# WHAT THE EXERCISE ASKS
Copy out each line below exactly as it appears.

# LISTING
*-*-*

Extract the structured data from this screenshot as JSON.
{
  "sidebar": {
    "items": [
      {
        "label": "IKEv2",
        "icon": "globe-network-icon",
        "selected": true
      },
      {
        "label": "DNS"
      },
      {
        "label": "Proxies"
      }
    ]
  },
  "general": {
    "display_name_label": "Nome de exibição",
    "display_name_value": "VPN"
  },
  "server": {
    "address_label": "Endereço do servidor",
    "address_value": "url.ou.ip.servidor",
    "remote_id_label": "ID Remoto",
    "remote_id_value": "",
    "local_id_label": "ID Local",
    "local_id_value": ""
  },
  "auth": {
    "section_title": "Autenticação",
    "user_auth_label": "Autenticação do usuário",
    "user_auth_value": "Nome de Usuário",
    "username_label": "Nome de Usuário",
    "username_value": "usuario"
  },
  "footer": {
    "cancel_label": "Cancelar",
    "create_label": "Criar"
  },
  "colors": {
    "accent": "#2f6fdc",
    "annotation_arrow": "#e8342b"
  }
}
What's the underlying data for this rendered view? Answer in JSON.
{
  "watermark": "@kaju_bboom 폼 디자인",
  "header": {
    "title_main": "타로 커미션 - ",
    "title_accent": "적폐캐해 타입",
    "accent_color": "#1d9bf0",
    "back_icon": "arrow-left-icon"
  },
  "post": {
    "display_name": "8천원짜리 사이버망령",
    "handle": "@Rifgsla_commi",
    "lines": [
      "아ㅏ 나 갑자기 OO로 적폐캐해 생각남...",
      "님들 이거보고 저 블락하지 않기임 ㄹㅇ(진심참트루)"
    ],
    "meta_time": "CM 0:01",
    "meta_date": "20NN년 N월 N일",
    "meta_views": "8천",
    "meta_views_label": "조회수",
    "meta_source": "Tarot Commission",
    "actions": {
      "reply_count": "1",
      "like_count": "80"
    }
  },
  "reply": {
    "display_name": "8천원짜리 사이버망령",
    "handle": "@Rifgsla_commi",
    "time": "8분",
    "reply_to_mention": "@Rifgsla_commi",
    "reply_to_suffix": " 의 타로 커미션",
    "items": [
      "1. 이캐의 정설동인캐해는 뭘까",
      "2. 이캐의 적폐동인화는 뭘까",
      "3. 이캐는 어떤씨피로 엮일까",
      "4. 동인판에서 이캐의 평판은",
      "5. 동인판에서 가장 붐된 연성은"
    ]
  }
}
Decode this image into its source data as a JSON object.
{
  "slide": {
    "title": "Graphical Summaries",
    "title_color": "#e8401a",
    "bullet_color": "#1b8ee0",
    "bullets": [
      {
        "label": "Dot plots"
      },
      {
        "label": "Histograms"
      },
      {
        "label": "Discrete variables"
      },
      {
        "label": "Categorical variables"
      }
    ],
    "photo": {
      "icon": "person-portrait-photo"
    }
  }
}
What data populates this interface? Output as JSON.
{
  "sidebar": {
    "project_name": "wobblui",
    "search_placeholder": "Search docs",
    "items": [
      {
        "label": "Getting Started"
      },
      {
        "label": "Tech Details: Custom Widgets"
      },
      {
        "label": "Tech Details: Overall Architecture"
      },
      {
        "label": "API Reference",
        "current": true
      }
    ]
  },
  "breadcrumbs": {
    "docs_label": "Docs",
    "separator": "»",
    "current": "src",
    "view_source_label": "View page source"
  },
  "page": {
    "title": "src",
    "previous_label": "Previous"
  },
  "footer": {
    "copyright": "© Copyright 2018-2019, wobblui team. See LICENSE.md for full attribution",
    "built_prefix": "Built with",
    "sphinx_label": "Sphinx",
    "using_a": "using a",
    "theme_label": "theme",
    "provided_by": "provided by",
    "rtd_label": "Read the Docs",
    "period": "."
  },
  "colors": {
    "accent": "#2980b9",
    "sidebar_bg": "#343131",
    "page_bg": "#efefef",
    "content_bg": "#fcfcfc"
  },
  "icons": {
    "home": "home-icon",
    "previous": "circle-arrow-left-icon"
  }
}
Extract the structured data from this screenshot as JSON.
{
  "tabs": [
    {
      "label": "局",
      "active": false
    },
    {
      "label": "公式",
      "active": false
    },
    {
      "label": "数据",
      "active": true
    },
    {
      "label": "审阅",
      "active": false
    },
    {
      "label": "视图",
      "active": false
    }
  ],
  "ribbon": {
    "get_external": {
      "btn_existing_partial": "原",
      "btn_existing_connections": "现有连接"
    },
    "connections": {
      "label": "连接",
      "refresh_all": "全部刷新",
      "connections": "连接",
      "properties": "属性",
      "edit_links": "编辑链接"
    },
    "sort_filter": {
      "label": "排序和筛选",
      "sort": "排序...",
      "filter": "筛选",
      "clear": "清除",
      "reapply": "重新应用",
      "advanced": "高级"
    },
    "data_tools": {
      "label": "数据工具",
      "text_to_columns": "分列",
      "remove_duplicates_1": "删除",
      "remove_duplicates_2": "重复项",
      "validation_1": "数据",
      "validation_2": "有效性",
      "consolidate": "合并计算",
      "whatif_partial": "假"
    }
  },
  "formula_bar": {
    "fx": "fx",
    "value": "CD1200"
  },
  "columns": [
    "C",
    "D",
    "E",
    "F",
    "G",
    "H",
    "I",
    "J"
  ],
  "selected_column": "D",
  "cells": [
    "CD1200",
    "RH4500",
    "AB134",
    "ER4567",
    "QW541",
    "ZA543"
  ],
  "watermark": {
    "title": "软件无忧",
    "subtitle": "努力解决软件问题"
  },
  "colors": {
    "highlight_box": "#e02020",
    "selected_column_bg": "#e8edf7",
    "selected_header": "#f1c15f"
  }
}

*-*-*

# CORRECT RESULT
Extract the structured data from this screenshot as JSON.
{
  "sidebar": {
    "items": [
      {
        "label": "IKEv2",
        "icon": "globe-network-icon",
        "selected": true
      },
      {
        "label": "DNS"
      },
      {
        "label": "Proxies"
      }
    ]
  },
  "general": {
    "display_name_label": "Nome de exibição",
    "display_name_value": "VPN"
  },
  "server": {
    "address_label": "Endereço do servidor",
    "address_value": "url.ou.ip.servidor",
    "remote_id_label": "ID Remoto",
    "remote_id_value": "",
    "local_id_label": "ID Local",
    "local_id_value": ""
  },
  "auth": {
    "section_title": "Autenticação",
    "user_auth_label": "Autenticação do usuário",
    "user_auth_value": "Nome de Usuário",
    "username_label": "Nome de Usuário",
    "username_value": "usuario"
  },
  "footer": {
    "cancel_label": "Cancelar",
    "create_label": "Criar"
  },
  "colors": {
    "accent": "#2f6fdc",
    "annotation_arrow": "#e8342b"
  }
}
What's the underlying data for this rendered view? Answer in JSON.
{
  "watermark": "@kaju_bboom 폼 디자인",
  "header": {
    "title_main": "타로 커미션 - ",
    "title_accent": "적폐캐해 타입",
    "accent_color": "#1d9bf0",
    "back_icon": "arrow-left-icon"
  },
  "post": {
    "display_name": "8천원짜리 사이버망령",
    "handle": "@Rifgsla_commi",
    "lines": [
      "아ㅏ 나 갑자기 OO로 적폐캐해 생각남...",
      "님들 이거보고 저 블락하지 않기임 ㄹㅇ(진심참트루)"
    ],
    "meta_time": "CM 0:01",
    "meta_date": "20NN년 N월 N일",
    "meta_views": "8천",
    "meta_views_label": "조회수",
    "meta_source": "Tarot Commission",
    "actions": {
      "reply_count": "1",
      "like_count": "80"
    }
  },
  "reply": {
    "display_name": "8천원짜리 사이버망령",
    "handle": "@Rifgsla_commi",
    "time": "8분",
    "reply_to_mention": "@Rifgsla_commi",
    "reply_to_suffix": " 의 타로 커미션",
    "items": [
      "1. 이캐의 정설동인캐해는 뭘까",
      "2. 이캐의 적폐동인화는 뭘까",
      "3. 이캐는 어떤씨피로 엮일까",
      "4. 동인판에서 이캐의 평판은",
      "5. 동인판에서 가장 붐된 연성은"
    ]
  }
}
Decode this image into its source data as a JSON object.
{
  "slide": {
    "title": "Graphical Summaries",
    "title_color": "#e8401a",
    "bullet_color": "#1b8ee0",
    "bullets": [
      {
        "label": "Dot plots"
      },
      {
        "label": "Histograms"
      },
      {
        "label": "Discrete variables"
      },
      {
        "label": "Categorical variables"
      }
    ],
    "photo": {
      "icon": "person-portrait-photo"
    }
  }
}
What data populates this interface? Output as JSON.
{
  "sidebar": {
    "project_name": "wobblui",
    "search_placeholder": "Search docs",
    "items": [
      {
        "label": "Getting Started"
      },
      {
        "label": "Tech Details: Custom Widgets"
      },
      {
        "label": "Tech Details: Overall Architecture"
      },
      {
        "label": "API Reference",
        "current": true
      }
    ]
  },
  "breadcrumbs": {
    "docs_label": "Docs",
    "separator": "»",
    "current": "src",
    "view_source_label": "View page source"
  },
  "page": {
    "title": "src",
    "previous_label": "Previous"
  },
  "footer": {
    "copyright": "© Copyright 2018-2019, wobblui team. See LICENSE.md for full attribution",
    "built_prefix": "Built with",
    "sphinx_label": "Sphinx",
    "using_a": "using a",
    "theme_label": "theme",
    "provided_by": "provided by",
    "rtd_label": "Read the Docs",
    "period": "."
  },
  "colors": {
    "accent": "#2980b9",
    "sidebar_bg": "#343131",
    "page_bg": "#efefef",
    "content_bg": "#fcfcfc"
  },
  "icons": {
    "home": "home-icon",
    "previous": "circle-arrow-left-icon"
  }
}
Extract the structured data from this screenshot as JSON.
{
  "tabs": [
    {
      "label": "局",
      "active": false
    },
    {
      "label": "公式",
      "active": false
    },
    {
      "label": "数据",
      "active": true
    },
    {
      "label": "审阅",
      "active": false
    },
    {
      "label": "视图",
      "active": false
    }
  ],
  "ribbon": {
    "get_external": {
      "btn_existing_partial": "原",
      "btn_existing_connections": "现有连接"
    },
    "connections": {
      "label": "连接",
      "refresh_all": "全部刷新",
      "connections": "连接",
      "properties": "属性",
      "edit_links": "编辑链接"
    },
    "sort_filter": {
      "label": "排序和筛选",
      "sort": "排序...",
      "filter": "筛选",
      "clear": "清除",
      "reapply": "重新应用",
      "advanced": "高级"
    },
    "data_tools": {
      "label": "数据工具",
      "text_to_columns": "分列",
      "remove_duplicates_1": "删除",
      "remove_duplicates_2": "重复项",
      "validation_1": "数据",
      "validation_2": "有效性",
      "consolidate": "合并计算",
      "whatif_partial": "假"
    }
  },
  "formula_bar": {
    "fx": "fx",
    "value": "CD1200"
  },
  "columns": [
    "C",
    "D",
    "E",
    "F",
    "G",
    "H",
    "I",
    "J"
  ],
  "selected_column": "D",
  "cells": [
    "CD1200",
    "RH4500",
    "AB134",
    "ER4567",
    "QW541",
    "ZA543"
  ],
  "watermark": {
    "title": "软件无忧",
    "subtitle": "努力解决软件问题"
  },
  "colors": {
    "highlight_box": "#e02020",
    "selected_column_bg": "#e8edf7",
    "selected_header": "#f1c15f"
  }
}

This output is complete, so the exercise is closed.